[start of Data section]

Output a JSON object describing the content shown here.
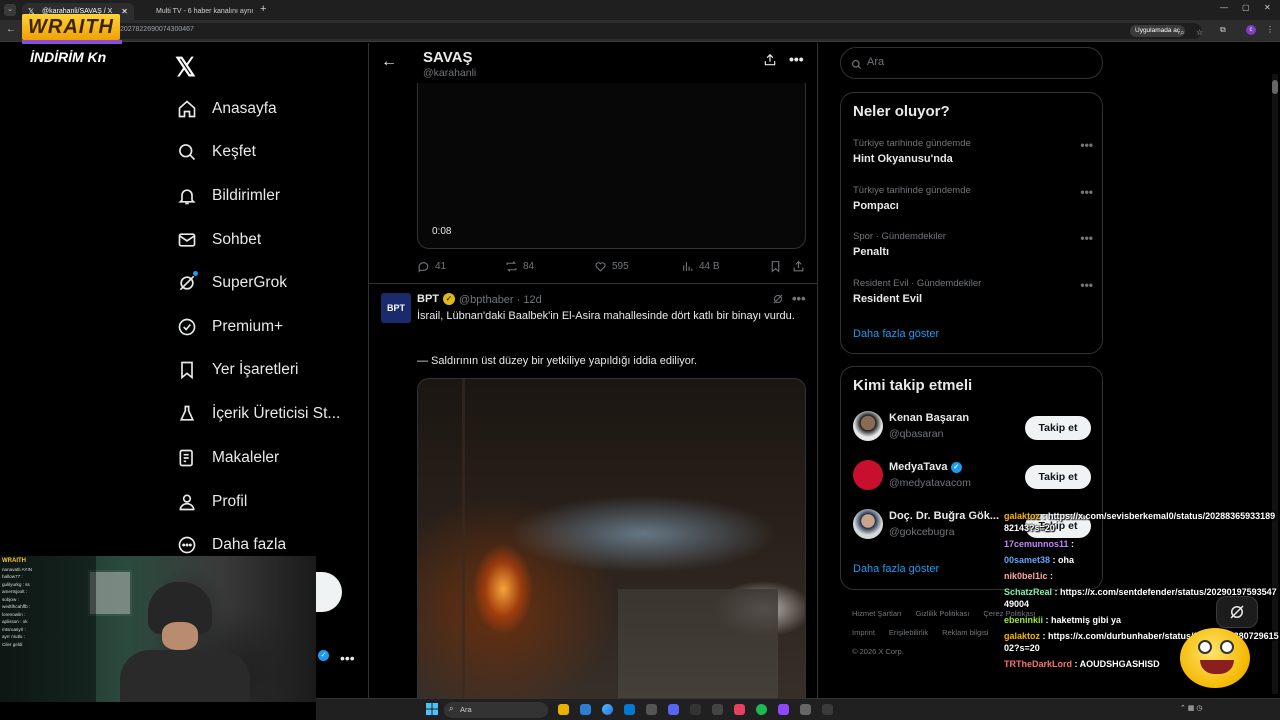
{
  "browser": {
    "tabs": [
      {
        "title": "@karahanli/SAVAŞ / X",
        "favicon": "𝕏"
      },
      {
        "title": "Multi TV - 6 haber kanalını aynı"
      }
    ],
    "url": "/2027822690074300467",
    "open_app_label": "Uygulamada aç"
  },
  "overlay": {
    "streamer_logo": "WRAITH",
    "indirim": "İNDİRİM Kn"
  },
  "nav": {
    "logo": "𝕏",
    "items": [
      {
        "label": "Anasayfa",
        "icon": "home-icon"
      },
      {
        "label": "Keşfet",
        "icon": "search-icon"
      },
      {
        "label": "Bildirimler",
        "icon": "bell-icon"
      },
      {
        "label": "Sohbet",
        "icon": "mail-icon"
      },
      {
        "label": "SuperGrok",
        "icon": "grok-icon"
      },
      {
        "label": "Premium+",
        "icon": "verified-icon"
      },
      {
        "label": "Yer İşaretleri",
        "icon": "bookmark-icon"
      },
      {
        "label": "İçerik Üreticisi St...",
        "icon": "creator-icon"
      },
      {
        "label": "Makaleler",
        "icon": "article-icon"
      },
      {
        "label": "Profil",
        "icon": "person-icon"
      },
      {
        "label": "Daha fazla",
        "icon": "more-circle-icon"
      }
    ]
  },
  "header": {
    "title": "SAVAŞ",
    "handle": "@karahanli"
  },
  "tweet1": {
    "video_time": "0:08",
    "replies": "41",
    "reposts": "84",
    "likes": "595",
    "views": "44 B"
  },
  "tweet2": {
    "avatar_text": "BPT",
    "name": "BPT",
    "handle": "@bpthaber",
    "time": "12d",
    "text1": "İsrail, Lübnan'daki Baalbek'in El-Asira mahallesinde dört katlı bir binayı vurdu.",
    "text2": "— Saldırının üst düzey bir yetkiliye yapıldığı iddia ediliyor."
  },
  "search": {
    "placeholder": "Ara"
  },
  "trends": {
    "title": "Neler oluyor?",
    "items": [
      {
        "context": "Türkiye tarihinde gündemde",
        "title": "Hint Okyanusu'nda"
      },
      {
        "context": "Türkiye tarihinde gündemde",
        "title": "Pompacı"
      },
      {
        "context": "Spor · Gündemdekiler",
        "title": "Penaltı"
      },
      {
        "context": "Resident Evil · Gündemdekiler",
        "title": "Resident Evil"
      }
    ],
    "show_more": "Daha fazla göster"
  },
  "follow": {
    "title": "Kimi takip etmeli",
    "items": [
      {
        "name": "Kenan Başaran",
        "handle": "@qbasaran",
        "button": "Takip et",
        "avatar_color": "#e8e8e8"
      },
      {
        "name": "MedyaTava",
        "handle": "@medyatavacom",
        "button": "Takip et",
        "avatar_color": "#c8102e"
      },
      {
        "name": "Doç. Dr. Buğra Gök...",
        "handle": "@gokcebugra",
        "button": "Takip et",
        "avatar_color": "#d9d9d9"
      }
    ],
    "show_more": "Daha fazla göster"
  },
  "footer": {
    "links": [
      "Hizmet Şartları",
      "Gizlilik Politikası",
      "Çerez Politikası",
      "Imprint",
      "Erişilebilirlik",
      "Reklam bilgisi"
    ],
    "copyright": "© 2026 X Corp."
  },
  "chat": [
    {
      "user": "galaktoz",
      "color": "#f5b400",
      "msg": " : https://x.com/sevisberkemal0/status/2028836593318982143?s=20"
    },
    {
      "user": "17cemunnos11",
      "color": "#c084fc",
      "msg": " : "
    },
    {
      "user": "00samet38",
      "color": "#60a5fa",
      "msg": " : oha"
    },
    {
      "user": "nik0bel1ic",
      "color": "#fca5a5",
      "msg": " : "
    },
    {
      "user": "SchatzReal",
      "color": "#86efac",
      "msg": " : https://x.com/sentdefender/status/2029019759354749004"
    },
    {
      "user": "ebeninkii",
      "color": "#a3e635",
      "msg": " : haketmiş gibi ya"
    },
    {
      "user": "galaktoz",
      "color": "#f5b400",
      "msg": " : https://x.com/durbunhaber/status/2028757938072961502?s=20"
    },
    {
      "user": "TRTheDarkLord",
      "color": "#f87171",
      "msg": " : AOUDSHGASHISD"
    }
  ],
  "webcam_chat": {
    "header": "WRAITH",
    "lines": [
      "nanavatlı AYIN",
      "hallow77 :",
      "gulilyurkg : ss",
      "amertsjoolt :",
      "sobjow :",
      "wedtlhcahffb :",
      "lorenowlin :",
      "aplisson : ok",
      "mtsroasyrl :",
      "ayrr mutlu :",
      "Ciler geldi"
    ]
  },
  "taskbar": {
    "search_placeholder": "Ara"
  }
}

[end of Data section]

(Goal of the exercise)
Show every line from the entries above in which the word "title" appears.

(Result for this task)
        "title": "@karahanli/SAVAŞ / X",
        "title": "Multi TV - 6 haber kanalını aynı"
    "title": "SAVAŞ",
    "title": "Neler oluyor?",
        "title": "Hint Okyanusu'nda"
        "title": "Pompacı"
        "title": "Penaltı"
        "title": "Resident Evil"
    "title": "Kimi takip etmeli",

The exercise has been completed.